▸ **RECORDED INFORMATION**
····················
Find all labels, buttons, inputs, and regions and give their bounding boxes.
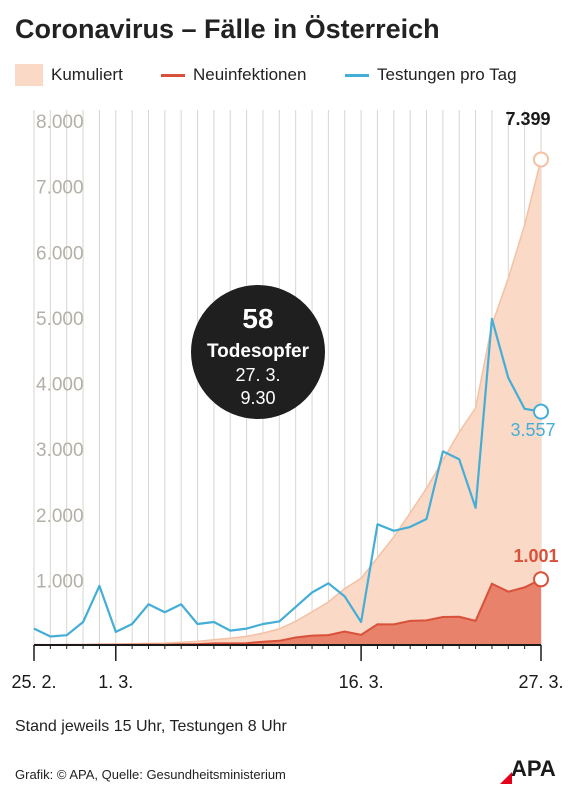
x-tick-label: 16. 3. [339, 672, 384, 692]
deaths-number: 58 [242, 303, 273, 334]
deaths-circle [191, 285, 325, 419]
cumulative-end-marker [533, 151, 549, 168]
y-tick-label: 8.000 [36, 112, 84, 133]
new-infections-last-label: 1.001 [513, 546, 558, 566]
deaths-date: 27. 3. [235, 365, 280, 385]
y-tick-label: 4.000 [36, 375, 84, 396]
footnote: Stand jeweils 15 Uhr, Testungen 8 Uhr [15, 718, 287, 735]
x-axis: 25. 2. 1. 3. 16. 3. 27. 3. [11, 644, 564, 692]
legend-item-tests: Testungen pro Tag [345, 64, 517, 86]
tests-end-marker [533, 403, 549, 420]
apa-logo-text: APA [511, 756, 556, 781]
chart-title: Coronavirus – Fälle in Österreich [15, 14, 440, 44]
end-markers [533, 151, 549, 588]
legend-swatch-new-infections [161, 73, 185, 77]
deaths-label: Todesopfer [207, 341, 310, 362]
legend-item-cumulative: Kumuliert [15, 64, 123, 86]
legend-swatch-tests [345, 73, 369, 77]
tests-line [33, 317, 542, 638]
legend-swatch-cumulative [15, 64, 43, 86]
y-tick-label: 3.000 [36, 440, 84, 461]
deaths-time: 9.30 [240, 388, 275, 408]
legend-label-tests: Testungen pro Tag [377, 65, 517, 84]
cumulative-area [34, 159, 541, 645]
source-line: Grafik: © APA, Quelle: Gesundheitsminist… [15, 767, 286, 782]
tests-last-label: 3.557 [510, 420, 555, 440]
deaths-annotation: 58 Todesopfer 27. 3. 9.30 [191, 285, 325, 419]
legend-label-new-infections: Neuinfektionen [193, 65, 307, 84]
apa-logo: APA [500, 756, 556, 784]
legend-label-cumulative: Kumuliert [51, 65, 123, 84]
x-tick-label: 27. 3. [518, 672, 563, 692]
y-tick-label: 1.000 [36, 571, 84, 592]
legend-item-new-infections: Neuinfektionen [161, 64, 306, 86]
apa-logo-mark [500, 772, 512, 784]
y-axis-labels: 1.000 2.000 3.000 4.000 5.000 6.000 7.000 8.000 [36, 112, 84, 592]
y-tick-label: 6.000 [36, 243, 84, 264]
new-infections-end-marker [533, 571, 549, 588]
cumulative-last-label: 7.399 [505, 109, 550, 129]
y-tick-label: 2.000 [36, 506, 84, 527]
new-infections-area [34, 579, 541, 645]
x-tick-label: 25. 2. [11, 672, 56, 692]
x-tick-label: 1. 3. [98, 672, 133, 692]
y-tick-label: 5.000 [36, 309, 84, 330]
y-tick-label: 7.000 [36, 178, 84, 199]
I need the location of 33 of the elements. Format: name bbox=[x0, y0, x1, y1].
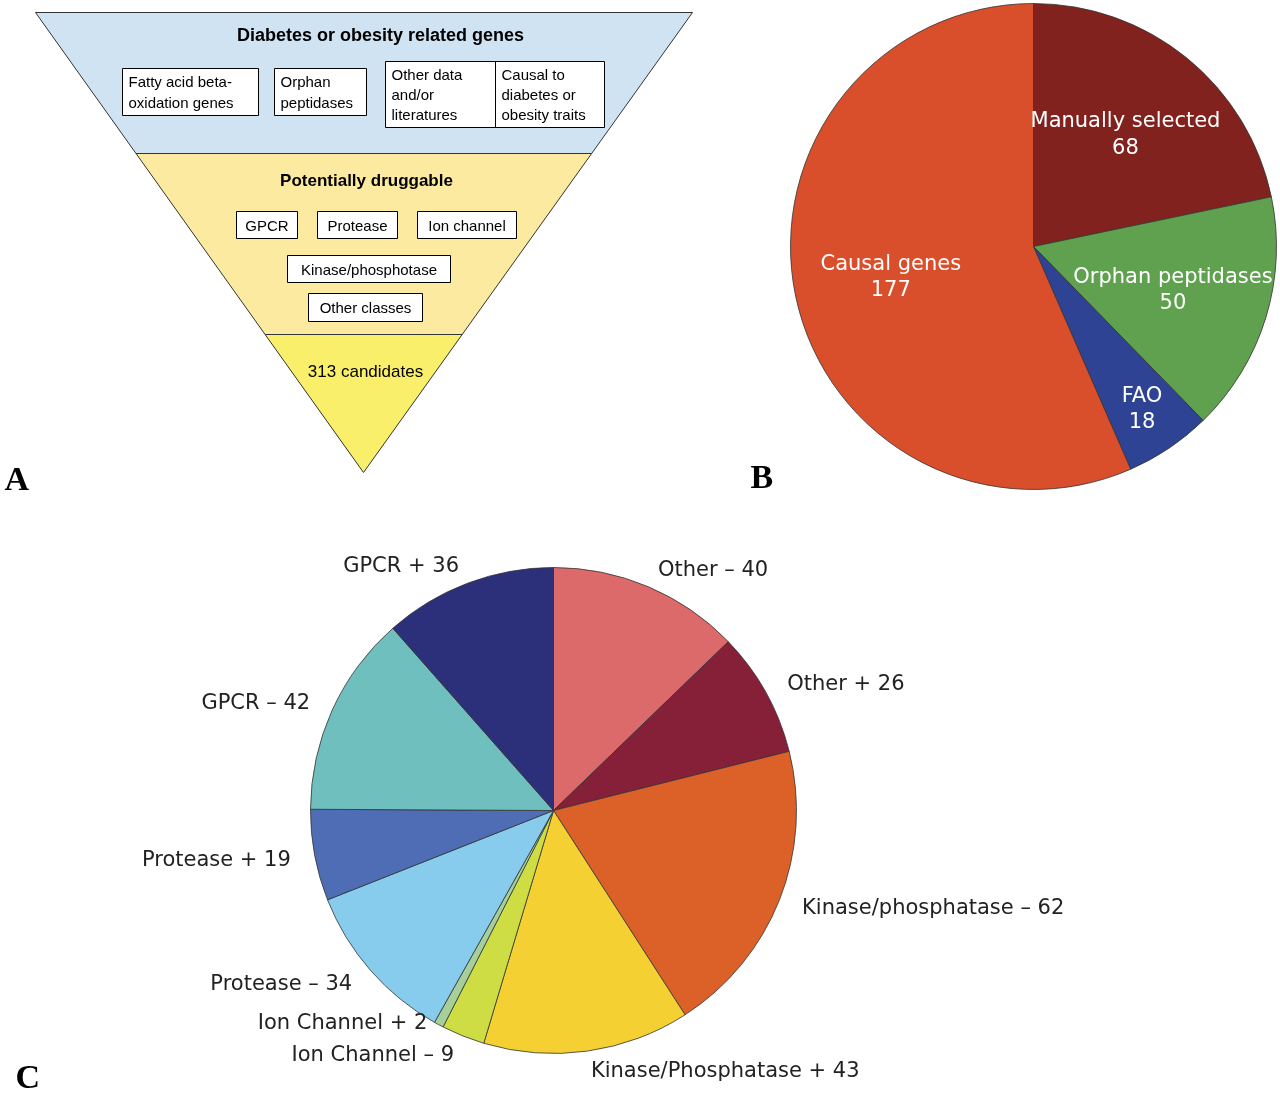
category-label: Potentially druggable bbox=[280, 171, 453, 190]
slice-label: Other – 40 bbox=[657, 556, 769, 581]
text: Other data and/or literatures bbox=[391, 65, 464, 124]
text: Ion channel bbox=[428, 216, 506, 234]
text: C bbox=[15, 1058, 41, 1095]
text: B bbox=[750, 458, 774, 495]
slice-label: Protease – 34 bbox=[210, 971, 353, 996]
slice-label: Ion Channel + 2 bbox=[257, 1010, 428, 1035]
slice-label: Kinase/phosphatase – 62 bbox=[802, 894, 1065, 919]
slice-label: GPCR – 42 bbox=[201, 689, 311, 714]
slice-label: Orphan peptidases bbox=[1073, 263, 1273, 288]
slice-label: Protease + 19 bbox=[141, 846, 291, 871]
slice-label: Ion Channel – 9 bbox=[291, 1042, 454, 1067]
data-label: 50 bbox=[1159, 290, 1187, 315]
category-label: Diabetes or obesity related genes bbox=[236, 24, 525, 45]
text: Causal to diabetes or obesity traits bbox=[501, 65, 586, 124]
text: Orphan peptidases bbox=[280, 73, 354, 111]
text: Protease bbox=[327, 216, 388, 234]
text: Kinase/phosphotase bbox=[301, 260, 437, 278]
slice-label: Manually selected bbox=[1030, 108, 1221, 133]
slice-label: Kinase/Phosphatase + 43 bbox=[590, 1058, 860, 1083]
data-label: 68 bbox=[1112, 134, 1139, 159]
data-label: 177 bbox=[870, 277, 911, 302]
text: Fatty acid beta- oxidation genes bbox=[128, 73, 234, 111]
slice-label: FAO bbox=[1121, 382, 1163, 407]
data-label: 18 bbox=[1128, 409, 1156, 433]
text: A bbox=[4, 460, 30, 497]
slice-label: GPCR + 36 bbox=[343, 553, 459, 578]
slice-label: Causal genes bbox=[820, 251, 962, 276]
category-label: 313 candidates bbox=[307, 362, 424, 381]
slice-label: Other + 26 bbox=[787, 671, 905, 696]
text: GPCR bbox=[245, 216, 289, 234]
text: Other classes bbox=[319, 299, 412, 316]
····················
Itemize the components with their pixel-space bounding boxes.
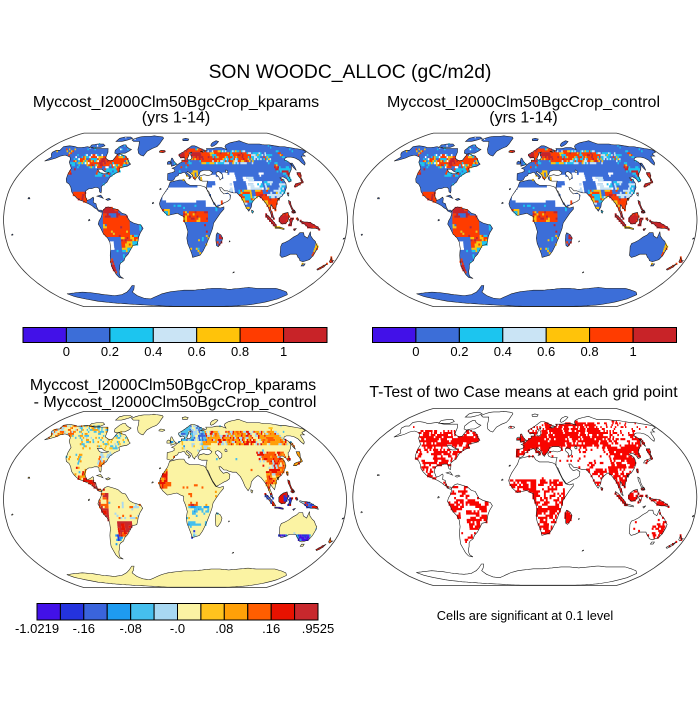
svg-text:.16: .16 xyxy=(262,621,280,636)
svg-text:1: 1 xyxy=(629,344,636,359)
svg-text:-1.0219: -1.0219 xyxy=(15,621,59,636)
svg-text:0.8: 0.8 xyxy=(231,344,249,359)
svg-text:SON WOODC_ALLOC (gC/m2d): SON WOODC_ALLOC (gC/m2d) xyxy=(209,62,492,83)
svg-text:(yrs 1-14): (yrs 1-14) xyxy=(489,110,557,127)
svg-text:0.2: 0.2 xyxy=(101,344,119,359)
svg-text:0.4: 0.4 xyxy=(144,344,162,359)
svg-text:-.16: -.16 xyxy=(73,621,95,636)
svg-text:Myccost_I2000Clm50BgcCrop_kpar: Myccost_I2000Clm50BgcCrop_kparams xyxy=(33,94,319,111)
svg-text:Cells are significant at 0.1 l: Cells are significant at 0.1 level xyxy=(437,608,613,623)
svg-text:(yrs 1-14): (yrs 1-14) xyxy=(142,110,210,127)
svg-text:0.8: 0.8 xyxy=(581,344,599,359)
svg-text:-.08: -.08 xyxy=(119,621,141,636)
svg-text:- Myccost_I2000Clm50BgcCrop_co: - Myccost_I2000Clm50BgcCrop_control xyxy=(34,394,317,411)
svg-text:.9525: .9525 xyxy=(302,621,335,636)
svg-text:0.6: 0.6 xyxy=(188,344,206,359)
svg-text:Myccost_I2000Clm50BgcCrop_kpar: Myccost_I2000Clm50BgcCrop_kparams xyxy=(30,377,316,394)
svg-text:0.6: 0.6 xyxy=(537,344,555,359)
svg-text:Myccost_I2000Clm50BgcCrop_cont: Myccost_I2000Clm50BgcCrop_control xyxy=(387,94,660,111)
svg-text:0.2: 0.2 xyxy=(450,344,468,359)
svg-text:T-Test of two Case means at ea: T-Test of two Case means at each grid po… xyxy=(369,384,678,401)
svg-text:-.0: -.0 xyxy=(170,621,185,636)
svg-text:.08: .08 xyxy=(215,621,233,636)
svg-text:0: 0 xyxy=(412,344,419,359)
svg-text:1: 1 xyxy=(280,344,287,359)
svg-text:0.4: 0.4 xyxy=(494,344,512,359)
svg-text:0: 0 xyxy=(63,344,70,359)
····················
▸ **WHAT NEEDS TO BE DONE**
Copy all lines in the listing above where the string "data" appears.

▸ **SOLUTION FOR THIS TASK**
text: Other data and/or literatures bbox=[391, 65, 464, 124]
data-label: 50 bbox=[1159, 290, 1187, 315]
data-label: 68 bbox=[1112, 134, 1139, 159]
data-label: 177 bbox=[870, 277, 911, 302]
data-label: 18 bbox=[1128, 409, 1156, 433]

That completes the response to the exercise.